DATA PROVIDED:
====

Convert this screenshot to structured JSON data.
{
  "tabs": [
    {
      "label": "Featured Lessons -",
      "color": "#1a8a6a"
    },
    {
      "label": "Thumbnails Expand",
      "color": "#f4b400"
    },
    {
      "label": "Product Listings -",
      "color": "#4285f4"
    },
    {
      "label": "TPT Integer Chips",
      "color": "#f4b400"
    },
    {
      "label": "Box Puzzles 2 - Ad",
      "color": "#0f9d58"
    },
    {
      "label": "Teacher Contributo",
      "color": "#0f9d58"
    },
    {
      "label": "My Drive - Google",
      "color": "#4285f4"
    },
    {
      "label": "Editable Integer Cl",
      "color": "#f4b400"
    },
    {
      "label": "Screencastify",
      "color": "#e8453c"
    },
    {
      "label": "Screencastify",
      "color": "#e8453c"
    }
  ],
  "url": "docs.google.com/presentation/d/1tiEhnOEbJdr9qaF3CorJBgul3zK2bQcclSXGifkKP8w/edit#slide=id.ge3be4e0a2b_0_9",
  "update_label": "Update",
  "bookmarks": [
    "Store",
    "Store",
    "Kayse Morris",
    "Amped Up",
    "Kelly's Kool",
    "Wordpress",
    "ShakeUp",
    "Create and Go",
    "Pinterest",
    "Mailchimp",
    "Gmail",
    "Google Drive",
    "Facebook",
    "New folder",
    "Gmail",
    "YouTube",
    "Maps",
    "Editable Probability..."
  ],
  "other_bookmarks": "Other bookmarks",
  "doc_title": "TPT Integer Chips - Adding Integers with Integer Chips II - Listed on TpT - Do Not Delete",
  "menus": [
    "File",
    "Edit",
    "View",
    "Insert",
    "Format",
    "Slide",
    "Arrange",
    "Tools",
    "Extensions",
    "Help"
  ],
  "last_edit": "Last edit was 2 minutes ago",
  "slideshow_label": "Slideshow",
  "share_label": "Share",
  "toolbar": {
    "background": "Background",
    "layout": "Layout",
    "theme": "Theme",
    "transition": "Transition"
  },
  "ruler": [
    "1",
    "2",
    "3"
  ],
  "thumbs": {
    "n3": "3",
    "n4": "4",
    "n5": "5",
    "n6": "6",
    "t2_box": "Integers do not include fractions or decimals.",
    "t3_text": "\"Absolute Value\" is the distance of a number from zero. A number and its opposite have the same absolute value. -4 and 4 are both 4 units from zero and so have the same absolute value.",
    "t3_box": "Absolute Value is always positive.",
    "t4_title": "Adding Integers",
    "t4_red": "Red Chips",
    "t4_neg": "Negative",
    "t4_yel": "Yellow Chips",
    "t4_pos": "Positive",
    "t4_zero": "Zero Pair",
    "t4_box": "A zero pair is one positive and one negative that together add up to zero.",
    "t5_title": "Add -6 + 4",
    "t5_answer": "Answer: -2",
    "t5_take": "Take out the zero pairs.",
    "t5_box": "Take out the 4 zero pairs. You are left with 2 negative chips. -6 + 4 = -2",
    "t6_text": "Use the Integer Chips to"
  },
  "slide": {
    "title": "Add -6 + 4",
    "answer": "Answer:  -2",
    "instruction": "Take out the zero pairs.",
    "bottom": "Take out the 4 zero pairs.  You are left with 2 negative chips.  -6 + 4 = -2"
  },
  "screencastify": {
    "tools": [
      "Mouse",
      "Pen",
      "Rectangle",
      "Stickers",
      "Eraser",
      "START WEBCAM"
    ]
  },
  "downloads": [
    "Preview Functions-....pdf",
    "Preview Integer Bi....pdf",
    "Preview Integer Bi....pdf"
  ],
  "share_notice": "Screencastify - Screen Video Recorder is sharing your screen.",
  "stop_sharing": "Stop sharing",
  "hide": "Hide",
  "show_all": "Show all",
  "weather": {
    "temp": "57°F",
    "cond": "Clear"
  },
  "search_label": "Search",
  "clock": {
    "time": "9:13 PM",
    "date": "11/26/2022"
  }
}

====

EXERCISE BRIEF: Select the lines that carry the string "Preview" and copy them.

OUTPUT FOR THIS TASK:
    "Preview Functions-....pdf",
    "Preview Integer Bi....pdf",
    "Preview Integer Bi....pdf"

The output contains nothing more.